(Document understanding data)
*** Block opens ***

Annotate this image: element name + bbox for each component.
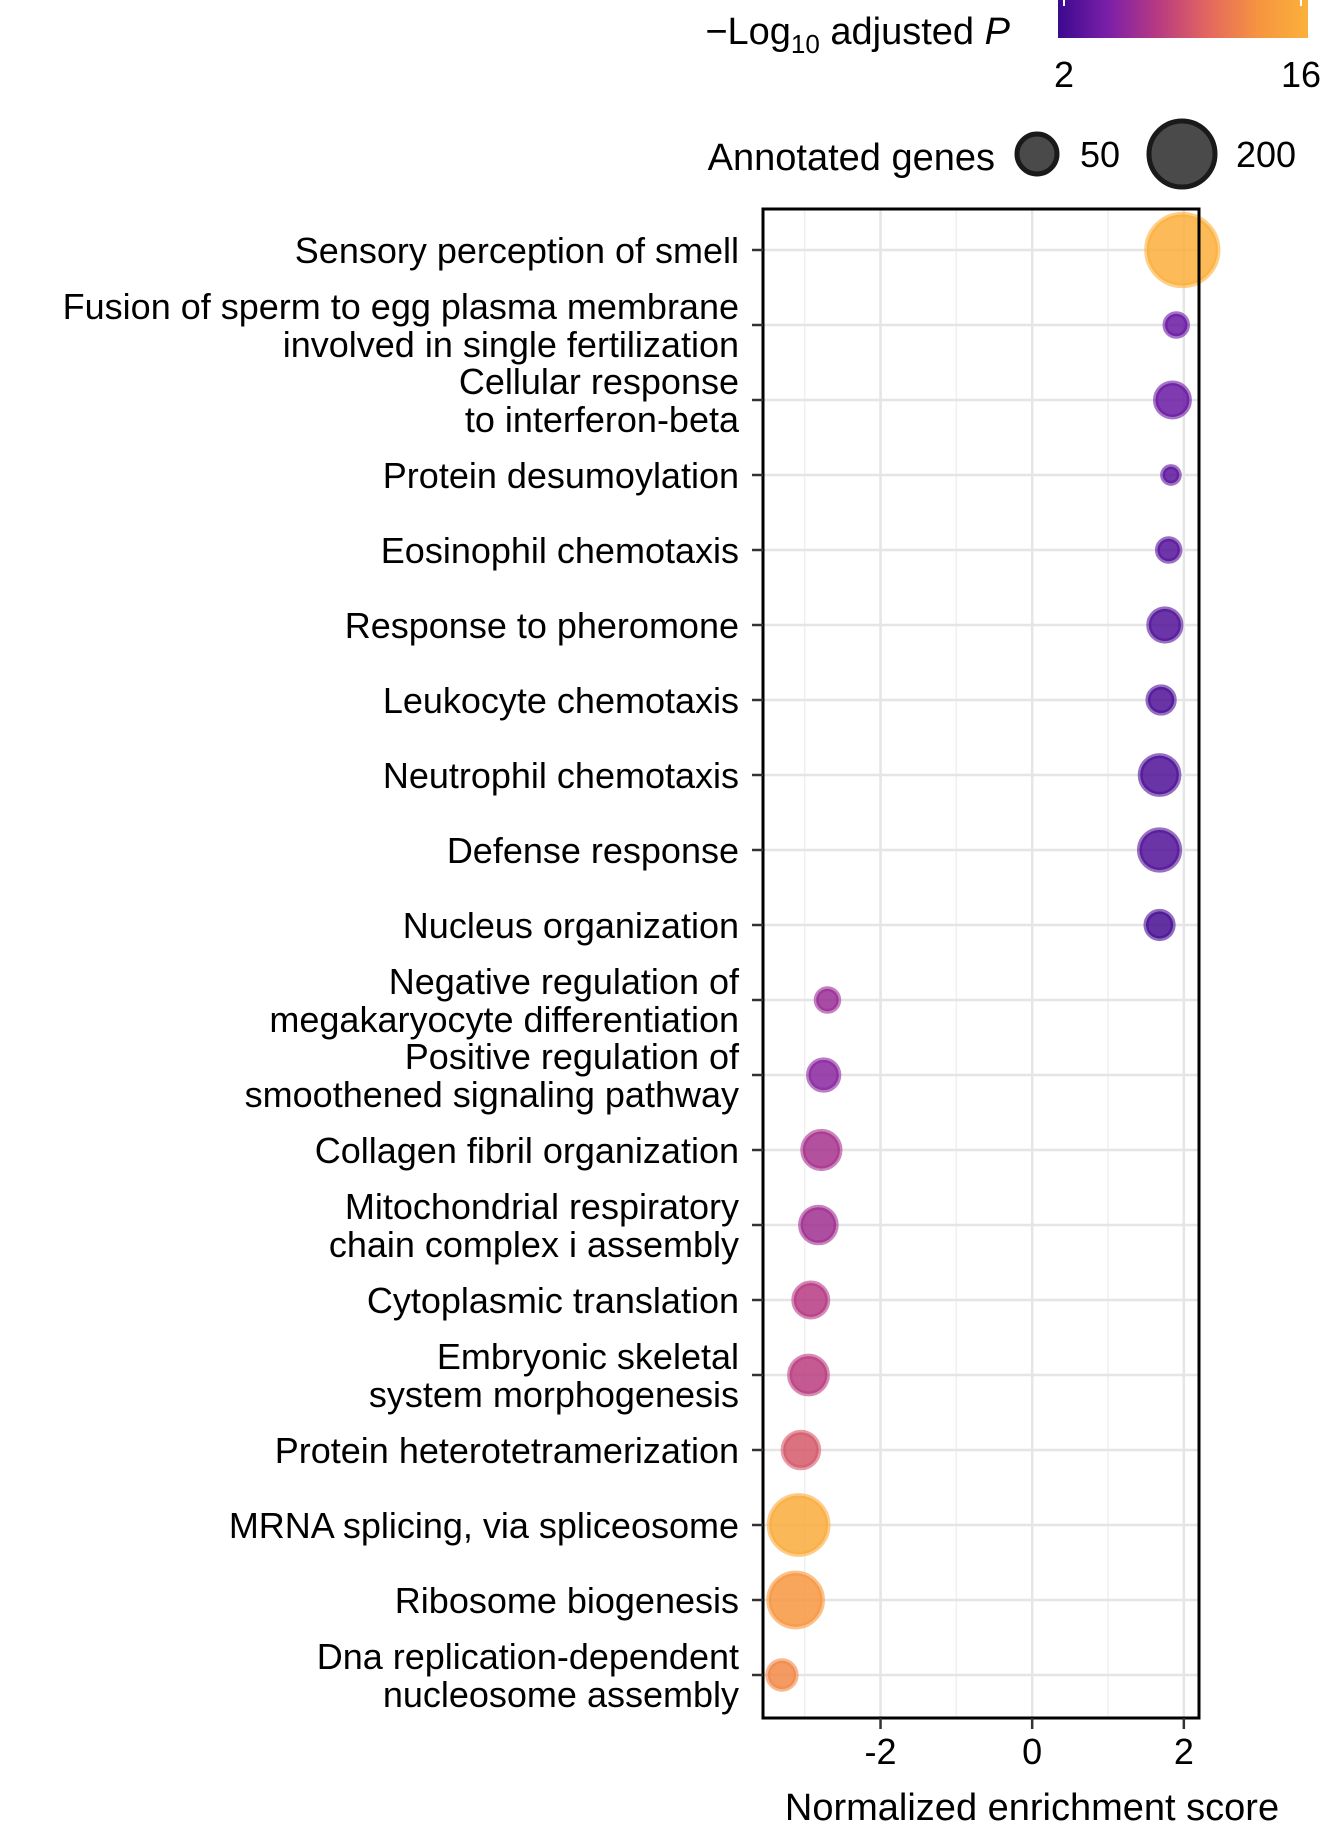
point-10 <box>1143 908 1176 942</box>
colorbar-min-label: 2 <box>1054 54 1074 95</box>
y-tick-label: Negative regulation of <box>389 961 740 1002</box>
x-tick-label: 2 <box>1174 1731 1194 1772</box>
point-18 <box>766 1493 831 1557</box>
color-legend-colorbar <box>1058 0 1308 38</box>
point-6 <box>1146 606 1184 644</box>
y-tick-label: Nucleus organization <box>403 905 739 946</box>
y-tick-label: Sensory perception of smell <box>295 230 739 271</box>
point-1 <box>1144 211 1221 289</box>
y-tick-label: Response to pheromone <box>345 605 739 646</box>
y-tick-label: Mitochondrial respiratory <box>345 1186 739 1227</box>
y-tick-label: Defense response <box>447 830 739 871</box>
size-legend-label-50: 50 <box>1080 134 1120 175</box>
point-13 <box>800 1128 843 1172</box>
point-3 <box>1152 380 1192 420</box>
color-legend-title: −Log10 adjusted P <box>705 11 1010 59</box>
point-8 <box>1137 753 1182 797</box>
point-5 <box>1154 536 1183 564</box>
y-tick-label: Protein heterotetramerization <box>275 1430 739 1471</box>
point-9 <box>1136 827 1183 873</box>
point-17 <box>780 1429 822 1471</box>
grid <box>763 209 1199 1718</box>
x-tick-label: -2 <box>865 1731 897 1772</box>
point-2 <box>1162 311 1191 339</box>
y-tick-label: Protein desumoylation <box>383 455 739 496</box>
size-legend-label-200: 200 <box>1236 134 1296 175</box>
point-14 <box>798 1204 839 1246</box>
y-tick-label: chain complex i assembly <box>329 1224 739 1265</box>
size-legend-circle-50 <box>1014 131 1060 177</box>
point-19 <box>766 1570 825 1630</box>
y-tick-label: involved in single fertilization <box>283 324 739 365</box>
x-axis-title: Normalized enrichment score <box>785 1787 1279 1825</box>
colorbar-max-label: 16 <box>1281 54 1321 95</box>
y-tick-label: smoothened signaling pathway <box>245 1074 739 1115</box>
y-tick-label: nucleosome assembly <box>383 1674 739 1715</box>
x-tick-label: 0 <box>1022 1731 1042 1772</box>
points <box>765 211 1221 1692</box>
y-tick-label: Positive regulation of <box>405 1036 740 1077</box>
point-7 <box>1145 684 1177 716</box>
y-tick-label: Dna replication-dependent <box>317 1636 739 1677</box>
point-11 <box>813 986 842 1014</box>
y-tick-label: Collagen fibril organization <box>315 1130 739 1171</box>
point-20 <box>765 1658 799 1692</box>
point-4 <box>1160 464 1182 486</box>
point-16 <box>787 1353 830 1397</box>
y-axis: Sensory perception of smell Fusion of spe… <box>63 230 763 1715</box>
y-tick-label: Embryonic skeletal <box>437 1336 739 1377</box>
y-tick-label: megakaryocyte differentiation <box>269 999 739 1040</box>
plot-panel-border <box>761 207 1201 1720</box>
y-tick-label: Neutrophil chemotaxis <box>383 755 739 796</box>
y-tick-label: Cytoplasmic translation <box>367 1280 739 1321</box>
y-tick-label: to interferon-beta <box>465 399 740 440</box>
size-legend-title: Annotated genes <box>708 137 995 179</box>
y-tick-label: system morphogenesis <box>369 1374 739 1415</box>
color-legend: −Log10 adjusted P 2 16 <box>705 0 1321 95</box>
y-tick-label: Ribosome biogenesis <box>395 1580 739 1621</box>
y-tick-label: Leukocyte chemotaxis <box>383 680 739 721</box>
y-tick-label: Fusion of sperm to egg plasma membrane <box>63 286 739 327</box>
point-12 <box>805 1057 842 1093</box>
x-axis: -2 0 2 <box>865 1718 1194 1772</box>
y-tick-label: MRNA splicing, via spliceosome <box>229 1505 739 1546</box>
size-legend: Annotated genes 50 200 <box>708 118 1296 190</box>
point-15 <box>791 1280 831 1320</box>
y-tick-label: Cellular response <box>459 361 739 402</box>
y-tick-label: Eosinophil chemotaxis <box>381 530 739 571</box>
size-legend-circle-200 <box>1146 118 1218 190</box>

*** Block closes ***

WHAT TO DO
Give back each of the records above word for word, apart from the pictures.

ANSWER TO THE PROBLEM
Annotate this image: element name + bbox for each component.
point-10 <box>1143 908 1176 942</box>
colorbar-min-label: 2 <box>1054 54 1074 95</box>
y-tick-label: Negative regulation of <box>389 961 740 1002</box>
x-tick-label: 2 <box>1174 1731 1194 1772</box>
point-18 <box>766 1493 831 1557</box>
color-legend-colorbar <box>1058 0 1308 38</box>
point-6 <box>1146 606 1184 644</box>
y-tick-label: Nucleus organization <box>403 905 739 946</box>
y-tick-label: Sensory perception of smell <box>295 230 739 271</box>
point-1 <box>1144 211 1221 289</box>
y-tick-label: Response to pheromone <box>345 605 739 646</box>
y-tick-label: Mitochondrial respiratory <box>345 1186 739 1227</box>
y-tick-label: Defense response <box>447 830 739 871</box>
size-legend-label-50: 50 <box>1080 134 1120 175</box>
point-13 <box>800 1128 843 1172</box>
point-3 <box>1152 380 1192 420</box>
color-legend-title: −Log10 adjusted P <box>705 11 1010 59</box>
point-8 <box>1137 753 1182 797</box>
point-5 <box>1154 536 1183 564</box>
y-tick-label: Protein heterotetramerization <box>275 1430 739 1471</box>
point-9 <box>1136 827 1183 873</box>
point-17 <box>780 1429 822 1471</box>
grid <box>763 209 1199 1718</box>
x-tick-label: -2 <box>865 1731 897 1772</box>
point-2 <box>1162 311 1191 339</box>
y-tick-label: Protein desumoylation <box>383 455 739 496</box>
size-legend-label-200: 200 <box>1236 134 1296 175</box>
point-14 <box>798 1204 839 1246</box>
y-tick-label: chain complex i assembly <box>329 1224 739 1265</box>
size-legend-circle-50 <box>1014 131 1060 177</box>
point-19 <box>766 1570 825 1630</box>
y-tick-label: involved in single fertilization <box>283 324 739 365</box>
x-axis-title: Normalized enrichment score <box>785 1787 1279 1825</box>
colorbar-max-label: 16 <box>1281 54 1321 95</box>
y-tick-label: smoothened signaling pathway <box>245 1074 739 1115</box>
y-tick-label: nucleosome assembly <box>383 1674 739 1715</box>
x-tick-label: 0 <box>1022 1731 1042 1772</box>
points <box>765 211 1221 1692</box>
y-tick-label: Positive regulation of <box>405 1036 740 1077</box>
point-7 <box>1145 684 1177 716</box>
y-tick-label: Dna replication-dependent <box>317 1636 739 1677</box>
point-11 <box>813 986 842 1014</box>
y-tick-label: Collagen fibril organization <box>315 1130 739 1171</box>
point-20 <box>765 1658 799 1692</box>
point-4 <box>1160 464 1182 486</box>
point-16 <box>787 1353 830 1397</box>
y-axis: Sensory perception of smell Fusion of spe… <box>63 230 763 1715</box>
y-tick-label: Embryonic skeletal <box>437 1336 739 1377</box>
y-tick-label: megakaryocyte differentiation <box>269 999 739 1040</box>
plot-panel-border <box>761 207 1201 1720</box>
y-tick-label: Neutrophil chemotaxis <box>383 755 739 796</box>
y-tick-label: Cytoplasmic translation <box>367 1280 739 1321</box>
y-tick-label: to interferon-beta <box>465 399 740 440</box>
size-legend-title: Annotated genes <box>708 137 995 179</box>
y-tick-label: system morphogenesis <box>369 1374 739 1415</box>
color-legend: −Log10 adjusted P 2 16 <box>705 0 1321 95</box>
y-tick-label: Ribosome biogenesis <box>395 1580 739 1621</box>
y-tick-label: Leukocyte chemotaxis <box>383 680 739 721</box>
y-tick-label: Fusion of sperm to egg plasma membrane <box>63 286 739 327</box>
point-12 <box>805 1057 842 1093</box>
x-axis: -2 0 2 <box>865 1718 1194 1772</box>
y-tick-label: MRNA splicing, via spliceosome <box>229 1505 739 1546</box>
size-legend: Annotated genes 50 200 <box>708 118 1296 190</box>
point-15 <box>791 1280 831 1320</box>
y-tick-label: Cellular response <box>459 361 739 402</box>
y-tick-label: Eosinophil chemotaxis <box>381 530 739 571</box>
size-legend-circle-200 <box>1146 118 1218 190</box>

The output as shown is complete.